TASK PROMPT
Collect each line holding the string "grid".

-- EXERCISE INPUTS start --

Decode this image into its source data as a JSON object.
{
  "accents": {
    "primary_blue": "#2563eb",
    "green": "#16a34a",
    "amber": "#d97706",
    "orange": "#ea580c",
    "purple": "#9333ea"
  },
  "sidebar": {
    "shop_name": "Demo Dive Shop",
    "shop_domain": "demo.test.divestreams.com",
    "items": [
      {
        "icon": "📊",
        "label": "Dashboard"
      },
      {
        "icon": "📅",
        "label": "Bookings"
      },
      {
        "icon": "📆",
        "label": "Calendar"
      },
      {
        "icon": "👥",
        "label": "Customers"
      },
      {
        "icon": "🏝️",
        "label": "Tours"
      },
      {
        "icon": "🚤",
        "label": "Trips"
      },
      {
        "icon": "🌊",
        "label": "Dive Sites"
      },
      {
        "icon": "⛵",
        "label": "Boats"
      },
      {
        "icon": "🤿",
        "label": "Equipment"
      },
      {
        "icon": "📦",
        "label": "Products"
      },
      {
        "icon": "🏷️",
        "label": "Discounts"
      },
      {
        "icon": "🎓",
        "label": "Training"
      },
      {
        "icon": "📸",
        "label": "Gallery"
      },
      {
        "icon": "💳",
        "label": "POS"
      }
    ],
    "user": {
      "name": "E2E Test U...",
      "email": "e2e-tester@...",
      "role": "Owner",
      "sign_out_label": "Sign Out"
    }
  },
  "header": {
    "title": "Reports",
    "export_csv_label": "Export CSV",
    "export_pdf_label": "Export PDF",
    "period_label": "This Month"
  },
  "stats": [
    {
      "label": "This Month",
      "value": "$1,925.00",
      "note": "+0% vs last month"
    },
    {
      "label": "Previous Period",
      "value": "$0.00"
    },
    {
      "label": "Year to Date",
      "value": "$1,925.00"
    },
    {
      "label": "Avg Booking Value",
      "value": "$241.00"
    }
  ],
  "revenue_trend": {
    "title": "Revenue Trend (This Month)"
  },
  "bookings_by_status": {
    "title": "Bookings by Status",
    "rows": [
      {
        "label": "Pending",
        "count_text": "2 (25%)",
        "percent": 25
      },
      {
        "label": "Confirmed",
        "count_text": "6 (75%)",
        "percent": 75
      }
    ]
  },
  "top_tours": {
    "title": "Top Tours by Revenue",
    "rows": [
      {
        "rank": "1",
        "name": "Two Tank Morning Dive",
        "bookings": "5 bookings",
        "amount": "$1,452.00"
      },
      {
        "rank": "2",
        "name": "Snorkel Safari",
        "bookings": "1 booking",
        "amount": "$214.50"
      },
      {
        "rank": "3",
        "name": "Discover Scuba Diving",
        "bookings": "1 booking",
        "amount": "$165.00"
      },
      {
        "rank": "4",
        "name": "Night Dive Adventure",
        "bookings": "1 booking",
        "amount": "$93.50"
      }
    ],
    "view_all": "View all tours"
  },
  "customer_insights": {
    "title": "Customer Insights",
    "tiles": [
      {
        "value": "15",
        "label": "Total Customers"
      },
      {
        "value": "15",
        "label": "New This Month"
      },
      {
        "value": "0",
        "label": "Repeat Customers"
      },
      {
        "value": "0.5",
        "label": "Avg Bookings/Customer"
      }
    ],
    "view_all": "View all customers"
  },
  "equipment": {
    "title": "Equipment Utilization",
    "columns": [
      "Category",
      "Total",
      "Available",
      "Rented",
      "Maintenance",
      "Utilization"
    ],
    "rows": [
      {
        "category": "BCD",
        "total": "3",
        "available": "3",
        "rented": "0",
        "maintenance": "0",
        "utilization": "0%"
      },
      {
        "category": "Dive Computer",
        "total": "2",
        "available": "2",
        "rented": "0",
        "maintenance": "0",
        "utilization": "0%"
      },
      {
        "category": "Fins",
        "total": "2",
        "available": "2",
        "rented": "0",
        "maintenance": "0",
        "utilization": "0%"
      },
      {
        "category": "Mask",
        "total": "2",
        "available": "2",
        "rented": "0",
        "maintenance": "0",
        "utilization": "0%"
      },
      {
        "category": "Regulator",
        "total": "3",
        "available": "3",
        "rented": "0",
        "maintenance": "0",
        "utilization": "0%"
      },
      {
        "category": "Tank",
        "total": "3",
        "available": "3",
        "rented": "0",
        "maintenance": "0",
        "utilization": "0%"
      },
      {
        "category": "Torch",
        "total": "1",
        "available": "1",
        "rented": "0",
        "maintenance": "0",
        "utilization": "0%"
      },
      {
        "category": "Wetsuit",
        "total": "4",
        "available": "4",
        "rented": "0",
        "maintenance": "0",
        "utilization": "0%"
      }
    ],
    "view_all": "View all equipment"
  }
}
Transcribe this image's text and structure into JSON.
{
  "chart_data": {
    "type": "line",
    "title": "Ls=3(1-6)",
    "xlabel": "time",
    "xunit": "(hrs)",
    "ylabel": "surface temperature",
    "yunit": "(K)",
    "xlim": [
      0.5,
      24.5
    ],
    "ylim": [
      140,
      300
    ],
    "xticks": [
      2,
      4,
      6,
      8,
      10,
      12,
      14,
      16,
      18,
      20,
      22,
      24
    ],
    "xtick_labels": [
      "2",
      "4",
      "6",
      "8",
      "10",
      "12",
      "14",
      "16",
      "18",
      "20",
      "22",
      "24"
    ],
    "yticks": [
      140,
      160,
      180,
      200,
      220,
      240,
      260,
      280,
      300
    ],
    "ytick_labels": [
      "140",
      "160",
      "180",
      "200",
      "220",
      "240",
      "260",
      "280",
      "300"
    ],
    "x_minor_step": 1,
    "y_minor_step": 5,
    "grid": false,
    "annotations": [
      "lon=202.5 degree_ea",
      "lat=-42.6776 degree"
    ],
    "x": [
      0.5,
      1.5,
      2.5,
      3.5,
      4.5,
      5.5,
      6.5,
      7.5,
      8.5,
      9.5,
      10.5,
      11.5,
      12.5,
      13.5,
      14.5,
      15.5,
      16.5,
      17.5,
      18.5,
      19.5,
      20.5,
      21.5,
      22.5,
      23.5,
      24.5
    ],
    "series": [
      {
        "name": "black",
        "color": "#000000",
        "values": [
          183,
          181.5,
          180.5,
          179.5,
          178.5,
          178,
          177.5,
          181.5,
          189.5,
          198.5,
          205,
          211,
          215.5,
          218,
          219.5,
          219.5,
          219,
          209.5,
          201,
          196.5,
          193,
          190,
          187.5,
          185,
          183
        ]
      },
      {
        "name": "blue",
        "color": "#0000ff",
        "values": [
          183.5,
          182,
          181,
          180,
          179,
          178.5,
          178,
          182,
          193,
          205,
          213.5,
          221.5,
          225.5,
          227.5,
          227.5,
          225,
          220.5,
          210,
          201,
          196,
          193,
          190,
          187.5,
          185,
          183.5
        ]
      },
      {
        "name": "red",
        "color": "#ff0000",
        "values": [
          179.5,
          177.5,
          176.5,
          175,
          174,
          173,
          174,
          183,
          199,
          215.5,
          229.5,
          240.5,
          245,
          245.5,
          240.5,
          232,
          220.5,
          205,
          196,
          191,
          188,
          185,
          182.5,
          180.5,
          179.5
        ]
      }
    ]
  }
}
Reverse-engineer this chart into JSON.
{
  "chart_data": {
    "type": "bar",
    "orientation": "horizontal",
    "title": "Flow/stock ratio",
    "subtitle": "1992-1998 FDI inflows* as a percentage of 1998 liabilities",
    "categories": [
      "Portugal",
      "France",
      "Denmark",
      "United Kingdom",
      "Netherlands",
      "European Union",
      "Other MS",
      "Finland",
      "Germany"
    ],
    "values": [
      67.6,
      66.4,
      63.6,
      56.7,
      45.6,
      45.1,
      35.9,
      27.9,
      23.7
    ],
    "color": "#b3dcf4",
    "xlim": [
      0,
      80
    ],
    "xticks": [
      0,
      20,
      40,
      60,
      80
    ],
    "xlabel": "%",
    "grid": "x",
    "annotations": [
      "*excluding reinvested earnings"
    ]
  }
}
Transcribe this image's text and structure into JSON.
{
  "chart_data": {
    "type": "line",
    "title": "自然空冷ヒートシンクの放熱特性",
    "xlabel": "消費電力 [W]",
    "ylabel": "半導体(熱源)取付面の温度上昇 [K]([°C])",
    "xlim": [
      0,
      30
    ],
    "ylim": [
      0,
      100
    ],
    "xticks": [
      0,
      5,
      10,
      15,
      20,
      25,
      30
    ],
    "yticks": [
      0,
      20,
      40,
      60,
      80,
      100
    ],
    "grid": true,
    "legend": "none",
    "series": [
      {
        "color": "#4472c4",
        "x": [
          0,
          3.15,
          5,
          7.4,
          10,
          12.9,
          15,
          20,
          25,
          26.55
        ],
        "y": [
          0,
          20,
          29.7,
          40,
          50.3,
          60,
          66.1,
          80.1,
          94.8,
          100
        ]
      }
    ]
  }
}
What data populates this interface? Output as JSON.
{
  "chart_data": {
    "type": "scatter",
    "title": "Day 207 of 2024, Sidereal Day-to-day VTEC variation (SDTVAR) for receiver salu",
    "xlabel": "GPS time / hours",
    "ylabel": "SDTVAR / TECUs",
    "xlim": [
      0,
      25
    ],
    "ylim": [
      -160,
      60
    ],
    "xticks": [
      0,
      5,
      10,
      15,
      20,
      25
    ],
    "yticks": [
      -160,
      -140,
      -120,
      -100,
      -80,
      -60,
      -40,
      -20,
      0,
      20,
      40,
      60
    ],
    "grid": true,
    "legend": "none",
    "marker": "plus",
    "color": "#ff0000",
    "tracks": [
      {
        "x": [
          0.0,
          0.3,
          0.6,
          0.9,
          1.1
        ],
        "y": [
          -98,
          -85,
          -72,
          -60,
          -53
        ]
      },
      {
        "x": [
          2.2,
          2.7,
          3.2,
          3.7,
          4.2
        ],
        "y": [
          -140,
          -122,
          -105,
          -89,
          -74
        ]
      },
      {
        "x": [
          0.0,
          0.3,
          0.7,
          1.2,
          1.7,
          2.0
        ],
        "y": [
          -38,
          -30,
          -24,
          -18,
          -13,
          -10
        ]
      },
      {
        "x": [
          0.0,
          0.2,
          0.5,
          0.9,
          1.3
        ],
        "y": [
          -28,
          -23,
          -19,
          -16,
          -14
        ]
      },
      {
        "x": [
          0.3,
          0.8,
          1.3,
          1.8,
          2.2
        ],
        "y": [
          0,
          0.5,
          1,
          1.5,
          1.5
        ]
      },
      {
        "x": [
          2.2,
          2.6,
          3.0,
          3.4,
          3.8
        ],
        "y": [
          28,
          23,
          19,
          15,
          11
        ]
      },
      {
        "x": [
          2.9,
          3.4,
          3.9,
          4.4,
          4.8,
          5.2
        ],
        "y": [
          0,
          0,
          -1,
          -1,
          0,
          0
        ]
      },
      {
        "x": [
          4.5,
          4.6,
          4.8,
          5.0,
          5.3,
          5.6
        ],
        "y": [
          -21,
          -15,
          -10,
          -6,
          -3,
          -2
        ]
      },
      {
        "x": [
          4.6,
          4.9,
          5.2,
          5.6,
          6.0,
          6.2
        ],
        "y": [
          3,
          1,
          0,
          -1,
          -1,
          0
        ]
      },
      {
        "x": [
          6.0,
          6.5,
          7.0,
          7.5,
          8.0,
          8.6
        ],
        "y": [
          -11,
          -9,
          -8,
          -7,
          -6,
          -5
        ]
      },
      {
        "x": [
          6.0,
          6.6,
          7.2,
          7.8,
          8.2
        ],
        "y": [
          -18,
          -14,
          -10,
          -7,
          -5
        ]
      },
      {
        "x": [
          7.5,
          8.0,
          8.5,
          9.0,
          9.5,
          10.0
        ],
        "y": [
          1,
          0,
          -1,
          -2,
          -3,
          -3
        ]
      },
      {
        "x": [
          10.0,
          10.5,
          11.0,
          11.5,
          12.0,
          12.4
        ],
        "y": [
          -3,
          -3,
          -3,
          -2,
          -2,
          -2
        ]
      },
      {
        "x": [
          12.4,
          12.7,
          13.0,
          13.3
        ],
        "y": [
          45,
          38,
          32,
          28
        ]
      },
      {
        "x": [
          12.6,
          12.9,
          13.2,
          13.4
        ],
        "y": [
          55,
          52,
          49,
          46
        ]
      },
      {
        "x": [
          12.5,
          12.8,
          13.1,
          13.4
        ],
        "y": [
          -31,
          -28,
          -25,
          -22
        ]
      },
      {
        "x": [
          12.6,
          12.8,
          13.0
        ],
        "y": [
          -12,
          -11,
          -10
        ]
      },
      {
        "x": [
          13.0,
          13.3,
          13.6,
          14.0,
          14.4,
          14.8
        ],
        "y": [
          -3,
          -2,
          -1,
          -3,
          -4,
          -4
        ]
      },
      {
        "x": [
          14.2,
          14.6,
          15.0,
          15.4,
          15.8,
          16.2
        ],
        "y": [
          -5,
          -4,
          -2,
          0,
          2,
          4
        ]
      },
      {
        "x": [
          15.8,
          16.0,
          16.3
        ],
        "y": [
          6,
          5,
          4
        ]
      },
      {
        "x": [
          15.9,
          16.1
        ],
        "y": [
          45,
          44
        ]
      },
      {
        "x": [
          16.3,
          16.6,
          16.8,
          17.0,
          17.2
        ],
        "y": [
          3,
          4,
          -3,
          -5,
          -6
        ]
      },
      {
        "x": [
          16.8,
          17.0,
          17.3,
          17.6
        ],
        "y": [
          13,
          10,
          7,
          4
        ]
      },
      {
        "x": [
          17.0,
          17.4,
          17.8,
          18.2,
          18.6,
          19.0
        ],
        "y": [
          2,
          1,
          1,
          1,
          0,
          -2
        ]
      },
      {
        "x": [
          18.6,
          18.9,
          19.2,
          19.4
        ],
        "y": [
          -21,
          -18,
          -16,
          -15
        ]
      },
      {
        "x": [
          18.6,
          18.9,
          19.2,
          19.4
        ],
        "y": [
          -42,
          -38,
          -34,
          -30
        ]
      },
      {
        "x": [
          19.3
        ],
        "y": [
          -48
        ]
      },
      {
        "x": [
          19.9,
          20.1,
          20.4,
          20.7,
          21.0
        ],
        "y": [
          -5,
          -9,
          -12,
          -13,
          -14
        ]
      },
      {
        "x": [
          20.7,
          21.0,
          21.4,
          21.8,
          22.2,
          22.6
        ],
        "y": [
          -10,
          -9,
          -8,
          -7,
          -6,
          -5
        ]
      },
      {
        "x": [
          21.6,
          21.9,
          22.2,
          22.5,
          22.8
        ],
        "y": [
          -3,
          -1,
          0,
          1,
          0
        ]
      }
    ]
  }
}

-- EXERCISE INPUTS end --

SOLUTION TO THE PROBLEM
    "grid": false,
    "grid": "x",
    "grid": true,
    "grid": true,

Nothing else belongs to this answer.